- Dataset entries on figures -
--- begin ---
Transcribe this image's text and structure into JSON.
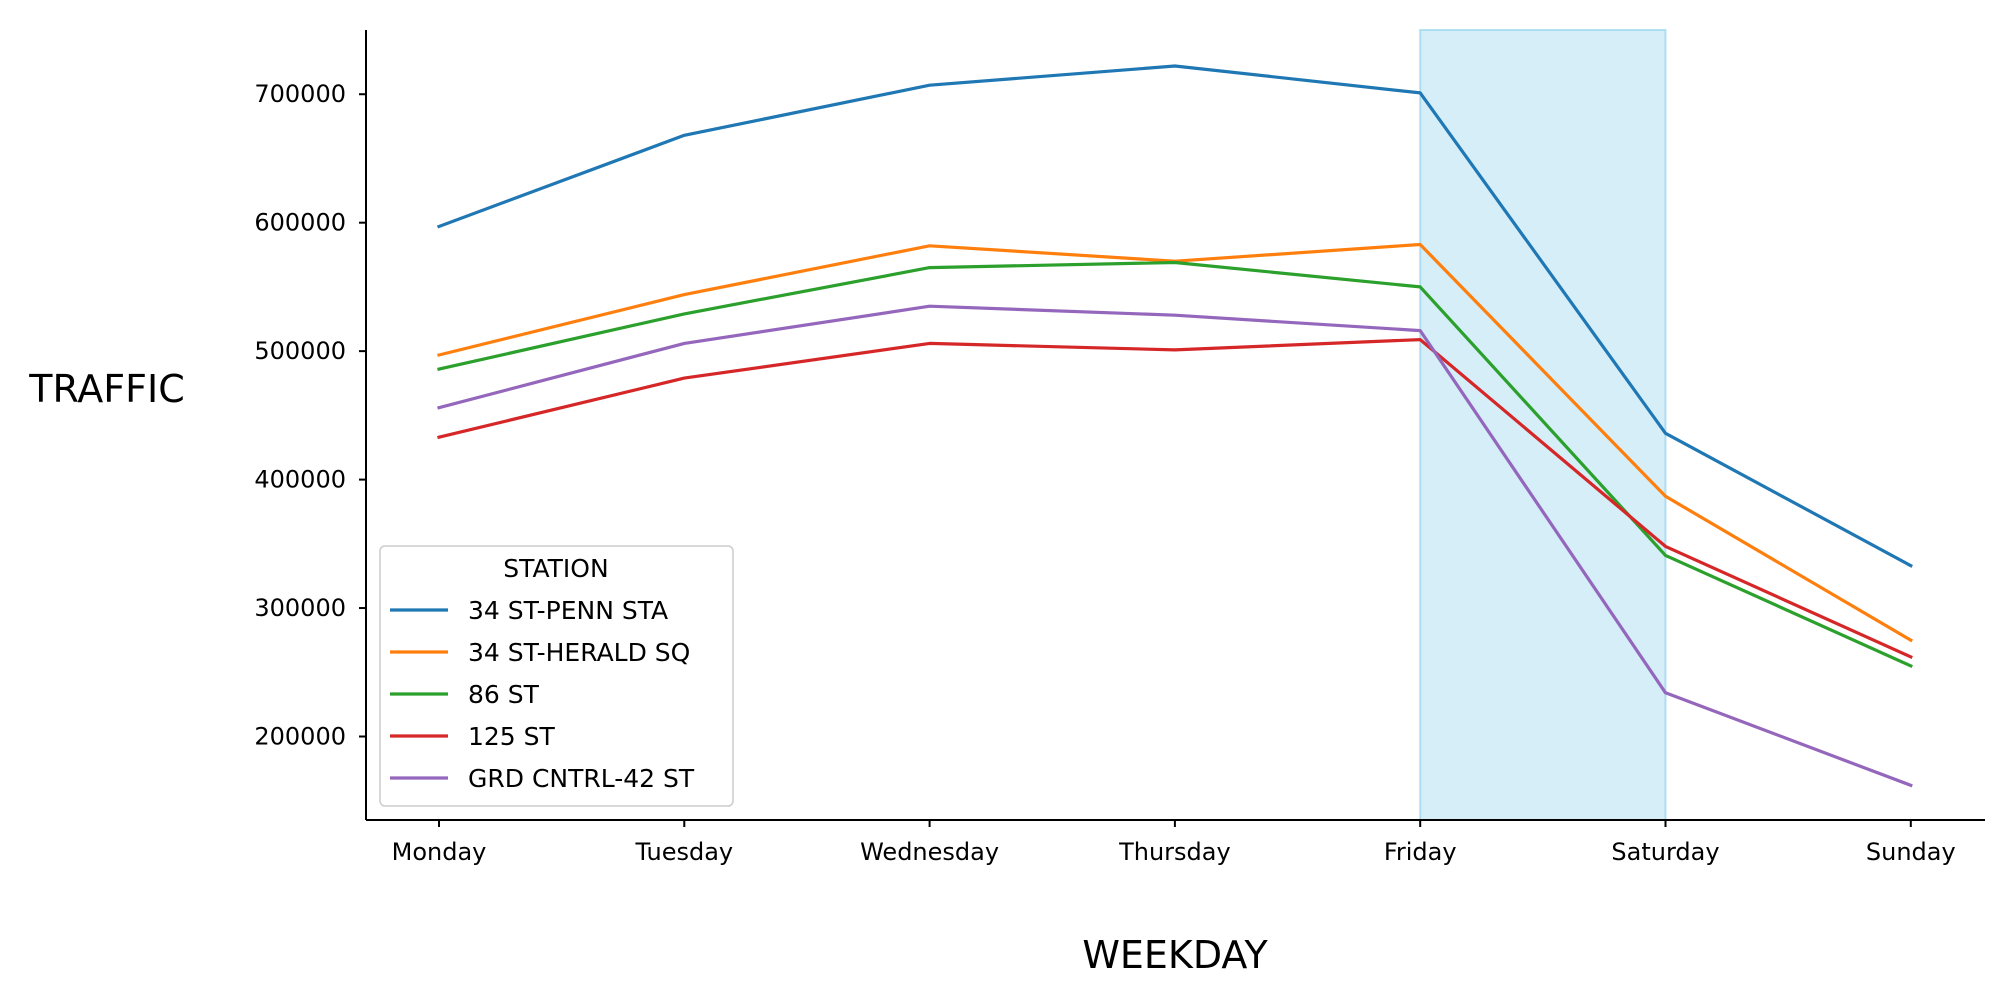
{
  "chart_data": {
    "type": "line",
    "title": "",
    "xlabel": "WEEKDAY",
    "ylabel": "TRAFFIC",
    "categories": [
      "Monday",
      "Tuesday",
      "Wednesday",
      "Thursday",
      "Friday",
      "Saturday",
      "Sunday"
    ],
    "ylim": [
      135000,
      750000
    ],
    "yticks": [
      200000,
      300000,
      400000,
      500000,
      600000,
      700000
    ],
    "grid": false,
    "highlight_span": {
      "from": "Friday",
      "to": "Saturday",
      "color": "#87ceeb"
    },
    "legend": {
      "title": "STATION",
      "placement": "lower-left"
    },
    "series": [
      {
        "name": "34 ST-PENN STA",
        "color": "#1f77b4",
        "values": [
          597000,
          668000,
          707000,
          722000,
          701000,
          436000,
          333000
        ]
      },
      {
        "name": "34 ST-HERALD SQ",
        "color": "#ff7f0e",
        "values": [
          497000,
          544000,
          582000,
          570000,
          583000,
          387000,
          275000
        ]
      },
      {
        "name": "86 ST",
        "color": "#2ca02c",
        "values": [
          486000,
          529000,
          565000,
          569000,
          550000,
          341000,
          255000
        ]
      },
      {
        "name": "125 ST",
        "color": "#d62728",
        "values": [
          433000,
          479000,
          506000,
          501000,
          509000,
          348000,
          262000
        ]
      },
      {
        "name": "GRD CNTRL-42 ST",
        "color": "#9467bd",
        "values": [
          456000,
          506000,
          535000,
          528000,
          516000,
          234000,
          162000
        ]
      }
    ]
  }
}
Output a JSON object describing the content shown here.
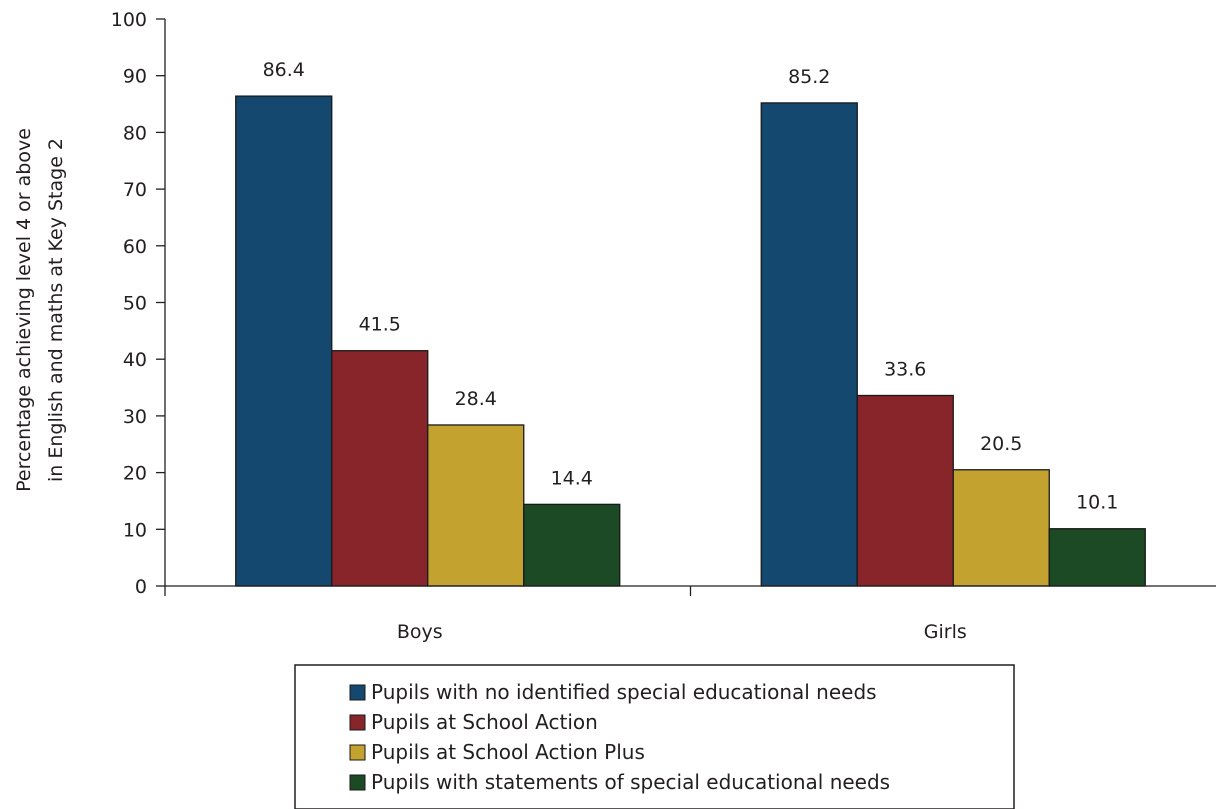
{
  "chart_data": {
    "type": "bar",
    "categories": [
      "Boys",
      "Girls"
    ],
    "series": [
      {
        "name": "Pupils with no identified special educational needs",
        "values": [
          86.4,
          85.2
        ],
        "color": "#14486e"
      },
      {
        "name": "Pupils at School Action",
        "values": [
          41.5,
          33.6
        ],
        "color": "#88252b"
      },
      {
        "name": "Pupils at School Action Plus",
        "values": [
          28.4,
          20.5
        ],
        "color": "#c3a230"
      },
      {
        "name": "Pupils with statements of special educational needs",
        "values": [
          14.4,
          10.1
        ],
        "color": "#1b4a24"
      }
    ],
    "ylabel_lines": [
      "Percentage achieving level 4 or above",
      "in English and maths at Key Stage 2"
    ],
    "ylim": [
      0,
      100
    ],
    "yticks": [
      0,
      10,
      20,
      30,
      40,
      50,
      60,
      70,
      80,
      90,
      100
    ],
    "legend_position": "bottom",
    "grid": false
  }
}
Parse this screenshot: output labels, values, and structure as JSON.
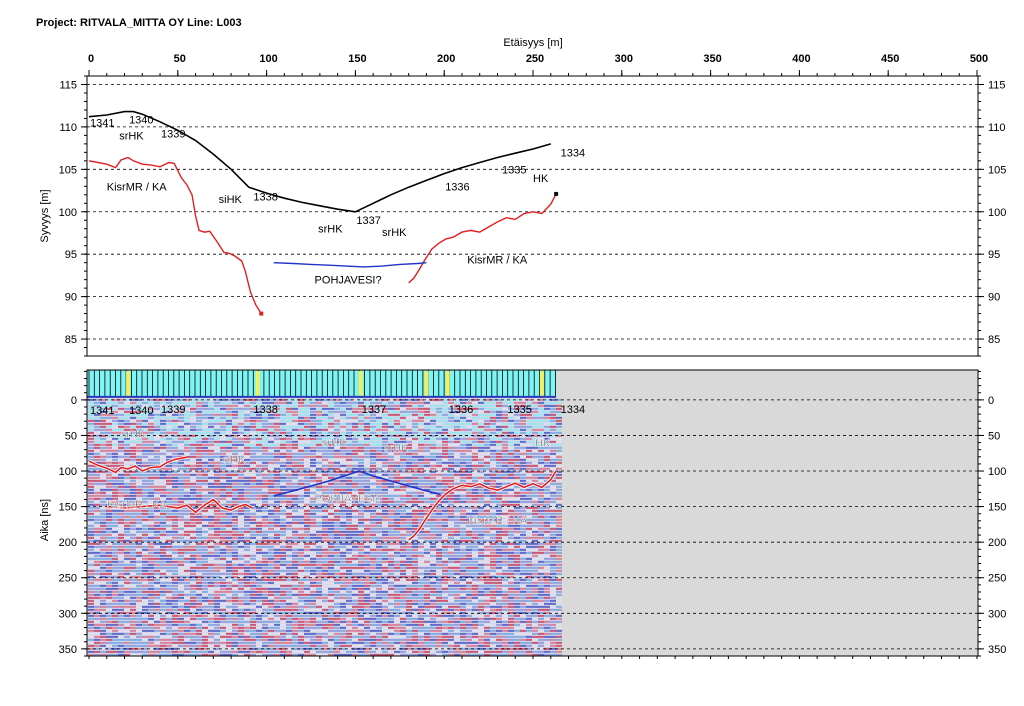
{
  "project_title": "Project: RITVALA_MITTA OY  Line: L003",
  "chart_data": [
    {
      "type": "line",
      "name": "elevation-profile",
      "xlabel": "Etäisyys [m]",
      "ylabel": "Syvyys [m]",
      "xlim": [
        0,
        500
      ],
      "ylim": [
        83,
        116
      ],
      "x_ticks": [
        0,
        50,
        100,
        150,
        200,
        250,
        300,
        350,
        400,
        450,
        500
      ],
      "y_ticks": [
        85,
        90,
        95,
        100,
        105,
        110,
        115
      ],
      "grid": "horizontal-dashed",
      "series": [
        {
          "color": "#000000",
          "points": [
            [
              0,
              111.2
            ],
            [
              10,
              111.4
            ],
            [
              20,
              111.8
            ],
            [
              25,
              111.8
            ],
            [
              30,
              111.5
            ],
            [
              40,
              110.6
            ],
            [
              50,
              109.6
            ],
            [
              60,
              108.4
            ],
            [
              70,
              106.8
            ],
            [
              80,
              105.0
            ],
            [
              90,
              102.9
            ],
            [
              100,
              102.2
            ],
            [
              110,
              101.6
            ],
            [
              120,
              101.1
            ],
            [
              130,
              100.7
            ],
            [
              140,
              100.3
            ],
            [
              150,
              100.0
            ],
            [
              160,
              101.0
            ],
            [
              170,
              102.0
            ],
            [
              180,
              102.9
            ],
            [
              190,
              103.7
            ],
            [
              200,
              104.5
            ],
            [
              210,
              105.2
            ],
            [
              220,
              105.8
            ],
            [
              230,
              106.4
            ],
            [
              240,
              106.9
            ],
            [
              250,
              107.4
            ],
            [
              260,
              108.0
            ]
          ]
        },
        {
          "color": "#e02020",
          "points": [
            [
              0,
              106.0
            ],
            [
              5,
              105.8
            ],
            [
              10,
              105.6
            ],
            [
              15,
              105.2
            ],
            [
              18,
              106.1
            ],
            [
              22,
              106.4
            ],
            [
              25,
              106.0
            ],
            [
              30,
              105.6
            ],
            [
              35,
              105.5
            ],
            [
              40,
              105.3
            ],
            [
              45,
              105.8
            ],
            [
              48,
              105.7
            ],
            [
              52,
              104.0
            ],
            [
              55,
              103.2
            ],
            [
              58,
              102.0
            ],
            [
              60,
              99.5
            ],
            [
              62,
              97.8
            ],
            [
              65,
              97.6
            ],
            [
              68,
              97.7
            ],
            [
              72,
              96.5
            ],
            [
              76,
              95.2
            ],
            [
              79,
              95.1
            ],
            [
              82,
              94.8
            ],
            [
              86,
              94.2
            ],
            [
              88,
              93.0
            ],
            [
              91,
              90.5
            ],
            [
              94,
              89.0
            ],
            [
              97,
              88.0
            ]
          ]
        },
        {
          "color": "#e02020",
          "points": [
            [
              180,
              91.6
            ],
            [
              183,
              92.2
            ],
            [
              186,
              93.2
            ],
            [
              189,
              94.3
            ],
            [
              193,
              95.6
            ],
            [
              197,
              96.3
            ],
            [
              201,
              96.8
            ],
            [
              205,
              97.0
            ],
            [
              210,
              97.6
            ],
            [
              215,
              97.8
            ],
            [
              220,
              97.6
            ],
            [
              225,
              98.2
            ],
            [
              230,
              98.8
            ],
            [
              235,
              99.3
            ],
            [
              240,
              99.1
            ],
            [
              245,
              99.8
            ],
            [
              250,
              100.0
            ],
            [
              255,
              99.8
            ],
            [
              260,
              100.9
            ],
            [
              263,
              102.1
            ]
          ]
        },
        {
          "color": "#1f35c8",
          "points": [
            [
              104,
              94.0
            ],
            [
              115,
              93.9
            ],
            [
              125,
              93.8
            ],
            [
              135,
              93.7
            ],
            [
              145,
              93.6
            ],
            [
              155,
              93.5
            ],
            [
              165,
              93.6
            ],
            [
              175,
              93.8
            ],
            [
              185,
              93.9
            ],
            [
              190,
              94.0
            ]
          ]
        }
      ],
      "point_labels": [
        {
          "text": "1341",
          "x": 0,
          "y": 110.5
        },
        {
          "text": "1340",
          "x": 22,
          "y": 110.9
        },
        {
          "text": "1339",
          "x": 40,
          "y": 109.2
        },
        {
          "text": "1338",
          "x": 92,
          "y": 101.8
        },
        {
          "text": "1337",
          "x": 150,
          "y": 99.0
        },
        {
          "text": "1336",
          "x": 200,
          "y": 103.0
        },
        {
          "text": "1335",
          "x": 232,
          "y": 105.0
        },
        {
          "text": "1334",
          "x": 265,
          "y": 107.0
        }
      ],
      "annotations": [
        {
          "text": "srHK",
          "x": 17,
          "y": 109.0
        },
        {
          "text": "KisrMR / KA",
          "x": 10,
          "y": 103.0
        },
        {
          "text": "siHK",
          "x": 73,
          "y": 101.5
        },
        {
          "text": "srHK",
          "x": 129,
          "y": 98.0
        },
        {
          "text": "srHK",
          "x": 165,
          "y": 97.6
        },
        {
          "text": "KisrMR / KA",
          "x": 213,
          "y": 94.4
        },
        {
          "text": "HK",
          "x": 250,
          "y": 104.0
        },
        {
          "text": "POHJAVESI?",
          "x": 127,
          "y": 92.0
        }
      ]
    },
    {
      "type": "heatmap",
      "name": "radargram",
      "ylabel": "Aika [ns]",
      "xlim": [
        0,
        500
      ],
      "ylim": [
        360,
        -42
      ],
      "data_extent_x": 263,
      "y_ticks": [
        0,
        50,
        100,
        150,
        200,
        250,
        300,
        350
      ],
      "grid": "horizontal-dashed",
      "trace_bar_colors": {
        "normal": "#7ff4f4",
        "marker": "#f0f060",
        "line": "#000000"
      },
      "marker_x": [
        22,
        95,
        153,
        190,
        202,
        255
      ],
      "background": "#d9d9d9",
      "series": [
        {
          "color": "#e02020",
          "points": [
            [
              0,
              86
            ],
            [
              5,
              92
            ],
            [
              10,
              96
            ],
            [
              15,
              102
            ],
            [
              18,
              95
            ],
            [
              22,
              97
            ],
            [
              26,
              93
            ],
            [
              30,
              100
            ],
            [
              35,
              95
            ],
            [
              40,
              94
            ],
            [
              44,
              88
            ],
            [
              48,
              84
            ],
            [
              52,
              82
            ],
            [
              56,
              80
            ]
          ]
        },
        {
          "color": "#e02020",
          "points": [
            [
              10,
              150
            ],
            [
              20,
              152
            ],
            [
              30,
              150
            ],
            [
              40,
              148
            ],
            [
              50,
              152
            ],
            [
              55,
              148
            ],
            [
              60,
              158
            ],
            [
              65,
              148
            ],
            [
              70,
              140
            ],
            [
              75,
              152
            ],
            [
              80,
              155
            ],
            [
              84,
              150
            ],
            [
              88,
              147
            ],
            [
              92,
              152
            ]
          ]
        },
        {
          "color": "#e02020",
          "points": [
            [
              180,
              197
            ],
            [
              183,
              191
            ],
            [
              186,
              182
            ],
            [
              189,
              170
            ],
            [
              193,
              155
            ],
            [
              197,
              142
            ],
            [
              201,
              132
            ],
            [
              205,
              125
            ],
            [
              210,
              120
            ],
            [
              215,
              122
            ],
            [
              220,
              118
            ],
            [
              225,
              124
            ],
            [
              230,
              127
            ],
            [
              235,
              122
            ],
            [
              240,
              117
            ],
            [
              245,
              123
            ],
            [
              250,
              118
            ],
            [
              255,
              123
            ],
            [
              260,
              112
            ],
            [
              263,
              100
            ]
          ]
        },
        {
          "color": "#1f35c8",
          "points": [
            [
              104,
              135
            ],
            [
              115,
              128
            ],
            [
              125,
              121
            ],
            [
              135,
              114
            ],
            [
              145,
              106
            ],
            [
              152,
              100
            ],
            [
              160,
              107
            ],
            [
              170,
              114
            ],
            [
              180,
              121
            ],
            [
              190,
              128
            ],
            [
              198,
              133
            ]
          ]
        }
      ],
      "point_labels": [
        {
          "text": "1341",
          "x": 0,
          "y": 14
        },
        {
          "text": "1340",
          "x": 22,
          "y": 14
        },
        {
          "text": "1339",
          "x": 40,
          "y": 13
        },
        {
          "text": "1338",
          "x": 92,
          "y": 13
        },
        {
          "text": "1337",
          "x": 153,
          "y": 13
        },
        {
          "text": "1336",
          "x": 202,
          "y": 13
        },
        {
          "text": "1335",
          "x": 235,
          "y": 13
        },
        {
          "text": "1334",
          "x": 265,
          "y": 13
        }
      ],
      "annotations": [
        {
          "text": "srHK",
          "x": 18,
          "y": 47
        },
        {
          "text": "siHK",
          "x": 75,
          "y": 83
        },
        {
          "text": "srHK",
          "x": 131,
          "y": 59
        },
        {
          "text": "srHK",
          "x": 166,
          "y": 67
        },
        {
          "text": "HK",
          "x": 251,
          "y": 60
        },
        {
          "text": "KisrMR / KA",
          "x": 10,
          "y": 146
        },
        {
          "text": "POHJAVESI?",
          "x": 127,
          "y": 138
        },
        {
          "text": "KisrMR / KA",
          "x": 213,
          "y": 169
        }
      ]
    }
  ]
}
--- end ---
Within the entries above, how many lines contain "educational"? Respond with the number only.

- FULL RESPONSE -
2